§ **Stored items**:
▼▼▼
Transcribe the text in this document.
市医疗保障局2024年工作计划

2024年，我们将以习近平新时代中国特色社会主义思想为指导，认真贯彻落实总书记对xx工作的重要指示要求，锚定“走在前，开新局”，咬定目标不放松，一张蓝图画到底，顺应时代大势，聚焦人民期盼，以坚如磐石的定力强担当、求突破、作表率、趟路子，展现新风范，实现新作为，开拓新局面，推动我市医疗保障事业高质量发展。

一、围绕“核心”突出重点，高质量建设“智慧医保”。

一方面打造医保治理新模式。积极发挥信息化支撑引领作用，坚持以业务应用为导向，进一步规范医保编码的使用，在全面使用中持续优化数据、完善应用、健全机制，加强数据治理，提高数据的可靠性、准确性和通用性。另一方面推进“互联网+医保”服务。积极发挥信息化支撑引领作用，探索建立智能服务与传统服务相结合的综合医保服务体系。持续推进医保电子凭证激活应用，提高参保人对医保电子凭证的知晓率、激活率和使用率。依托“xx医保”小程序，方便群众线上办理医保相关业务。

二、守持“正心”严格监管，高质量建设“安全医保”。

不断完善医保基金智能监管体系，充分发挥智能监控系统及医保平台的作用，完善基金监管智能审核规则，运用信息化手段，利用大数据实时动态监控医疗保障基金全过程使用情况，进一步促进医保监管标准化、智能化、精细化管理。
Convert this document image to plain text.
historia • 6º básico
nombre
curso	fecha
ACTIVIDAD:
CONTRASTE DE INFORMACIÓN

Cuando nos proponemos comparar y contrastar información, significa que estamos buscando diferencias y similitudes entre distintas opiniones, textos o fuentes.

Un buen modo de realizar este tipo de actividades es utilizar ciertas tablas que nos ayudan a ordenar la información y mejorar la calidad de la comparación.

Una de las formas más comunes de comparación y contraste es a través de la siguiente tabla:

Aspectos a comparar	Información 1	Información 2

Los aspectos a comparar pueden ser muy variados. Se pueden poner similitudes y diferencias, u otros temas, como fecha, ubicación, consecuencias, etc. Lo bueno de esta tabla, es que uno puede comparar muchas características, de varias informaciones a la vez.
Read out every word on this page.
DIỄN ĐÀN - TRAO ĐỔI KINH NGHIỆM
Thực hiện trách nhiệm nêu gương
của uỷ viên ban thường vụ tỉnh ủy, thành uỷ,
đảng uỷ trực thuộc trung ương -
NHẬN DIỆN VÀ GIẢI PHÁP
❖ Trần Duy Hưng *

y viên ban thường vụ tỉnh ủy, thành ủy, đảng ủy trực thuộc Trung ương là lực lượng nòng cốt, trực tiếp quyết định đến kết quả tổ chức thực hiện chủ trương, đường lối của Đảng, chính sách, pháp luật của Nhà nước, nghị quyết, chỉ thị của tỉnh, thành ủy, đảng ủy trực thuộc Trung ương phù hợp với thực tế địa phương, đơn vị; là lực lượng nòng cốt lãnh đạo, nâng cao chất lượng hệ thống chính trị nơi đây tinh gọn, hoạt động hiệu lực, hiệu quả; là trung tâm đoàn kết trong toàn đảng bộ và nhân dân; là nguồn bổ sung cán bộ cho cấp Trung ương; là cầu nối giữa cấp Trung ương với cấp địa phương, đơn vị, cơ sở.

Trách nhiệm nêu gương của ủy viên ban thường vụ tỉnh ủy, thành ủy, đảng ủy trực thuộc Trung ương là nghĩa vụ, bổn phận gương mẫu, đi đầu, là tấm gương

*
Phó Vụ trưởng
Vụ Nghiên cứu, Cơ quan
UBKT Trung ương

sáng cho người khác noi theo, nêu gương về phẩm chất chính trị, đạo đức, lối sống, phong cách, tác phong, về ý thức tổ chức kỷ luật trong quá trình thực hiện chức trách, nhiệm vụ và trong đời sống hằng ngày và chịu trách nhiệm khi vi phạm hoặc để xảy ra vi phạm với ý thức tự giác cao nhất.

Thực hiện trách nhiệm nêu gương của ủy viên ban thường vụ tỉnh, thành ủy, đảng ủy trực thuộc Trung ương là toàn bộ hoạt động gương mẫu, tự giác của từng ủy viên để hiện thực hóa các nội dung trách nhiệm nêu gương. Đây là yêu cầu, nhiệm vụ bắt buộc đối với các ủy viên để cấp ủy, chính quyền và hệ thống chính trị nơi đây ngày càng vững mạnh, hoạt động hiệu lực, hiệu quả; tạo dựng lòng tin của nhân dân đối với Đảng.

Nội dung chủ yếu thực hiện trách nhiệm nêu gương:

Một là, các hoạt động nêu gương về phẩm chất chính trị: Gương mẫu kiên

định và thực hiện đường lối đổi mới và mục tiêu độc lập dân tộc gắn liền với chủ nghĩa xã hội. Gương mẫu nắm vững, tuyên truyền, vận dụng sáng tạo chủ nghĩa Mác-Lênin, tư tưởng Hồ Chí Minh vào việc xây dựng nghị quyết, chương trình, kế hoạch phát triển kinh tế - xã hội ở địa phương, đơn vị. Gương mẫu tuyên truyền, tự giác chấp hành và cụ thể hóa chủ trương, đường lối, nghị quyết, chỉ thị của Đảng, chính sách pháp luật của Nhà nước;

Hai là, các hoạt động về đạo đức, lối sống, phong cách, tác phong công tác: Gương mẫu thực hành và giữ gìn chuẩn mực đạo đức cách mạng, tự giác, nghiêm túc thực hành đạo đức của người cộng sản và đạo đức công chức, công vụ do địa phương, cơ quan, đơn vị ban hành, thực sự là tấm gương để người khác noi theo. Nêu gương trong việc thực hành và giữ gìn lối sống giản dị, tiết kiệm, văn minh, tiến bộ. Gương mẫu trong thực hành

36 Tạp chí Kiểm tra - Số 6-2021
▲▲▲
▼▼▼
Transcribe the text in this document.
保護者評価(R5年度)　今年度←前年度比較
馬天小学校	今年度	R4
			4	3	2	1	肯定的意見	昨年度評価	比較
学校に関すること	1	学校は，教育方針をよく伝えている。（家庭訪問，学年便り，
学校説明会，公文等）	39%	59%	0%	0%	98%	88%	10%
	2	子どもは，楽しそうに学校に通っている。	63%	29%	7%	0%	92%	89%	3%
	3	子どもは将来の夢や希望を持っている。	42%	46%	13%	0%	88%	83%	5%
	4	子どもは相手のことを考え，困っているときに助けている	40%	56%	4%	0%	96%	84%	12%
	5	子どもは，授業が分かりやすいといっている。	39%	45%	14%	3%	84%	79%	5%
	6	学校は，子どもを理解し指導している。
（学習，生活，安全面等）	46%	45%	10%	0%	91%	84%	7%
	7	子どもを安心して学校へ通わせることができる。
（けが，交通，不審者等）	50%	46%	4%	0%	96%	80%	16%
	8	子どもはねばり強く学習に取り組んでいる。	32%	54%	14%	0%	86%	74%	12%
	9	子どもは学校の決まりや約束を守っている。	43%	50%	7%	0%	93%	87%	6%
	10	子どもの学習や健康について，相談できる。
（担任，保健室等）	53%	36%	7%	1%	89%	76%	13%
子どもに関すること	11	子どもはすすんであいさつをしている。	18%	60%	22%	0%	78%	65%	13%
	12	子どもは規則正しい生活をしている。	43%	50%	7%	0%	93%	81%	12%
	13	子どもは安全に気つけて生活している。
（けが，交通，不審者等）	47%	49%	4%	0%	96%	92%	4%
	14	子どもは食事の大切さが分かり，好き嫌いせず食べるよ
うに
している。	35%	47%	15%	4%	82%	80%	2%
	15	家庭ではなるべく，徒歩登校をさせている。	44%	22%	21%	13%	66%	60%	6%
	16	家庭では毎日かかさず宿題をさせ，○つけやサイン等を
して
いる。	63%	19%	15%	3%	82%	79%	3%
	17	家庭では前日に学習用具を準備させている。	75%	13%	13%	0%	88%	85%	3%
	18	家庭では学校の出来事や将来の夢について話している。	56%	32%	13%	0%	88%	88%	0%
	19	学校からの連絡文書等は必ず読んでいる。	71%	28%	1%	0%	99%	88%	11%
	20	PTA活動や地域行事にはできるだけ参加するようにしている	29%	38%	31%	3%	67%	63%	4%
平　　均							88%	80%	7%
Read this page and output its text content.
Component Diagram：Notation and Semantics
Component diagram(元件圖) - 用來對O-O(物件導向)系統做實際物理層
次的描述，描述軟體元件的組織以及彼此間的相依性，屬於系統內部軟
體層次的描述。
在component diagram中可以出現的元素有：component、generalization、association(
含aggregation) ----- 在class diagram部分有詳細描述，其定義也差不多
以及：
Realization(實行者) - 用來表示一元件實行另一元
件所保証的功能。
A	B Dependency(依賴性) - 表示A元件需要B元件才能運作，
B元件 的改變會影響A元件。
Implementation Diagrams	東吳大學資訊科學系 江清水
▲▲▲
§ **Work to do**: Find all lines with "dung" in them and copy each one.

§ **Solution for this exercise**:
Thực hiện trách nhiệm nêu gương của ủy viên ban thường vụ tỉnh, thành ủy, đảng ủy trực thuộc Trung ương là toàn bộ hoạt động gương mẫu, tự giác của từng ủy viên để hiện thực hóa các nội dung trách nhiệm nêu gương. Đây là yêu cầu, nhiệm vụ bắt buộc đối với các ủy viên để cấp ủy, chính quyền và hệ thống chính trị nơi đây ngày càng vững mạnh, hoạt động hiệu lực, hiệu quả; tạo dựng lòng tin của nhân dân đối với Đảng.
Nội dung chủ yếu thực hiện trách nhiệm nêu gương:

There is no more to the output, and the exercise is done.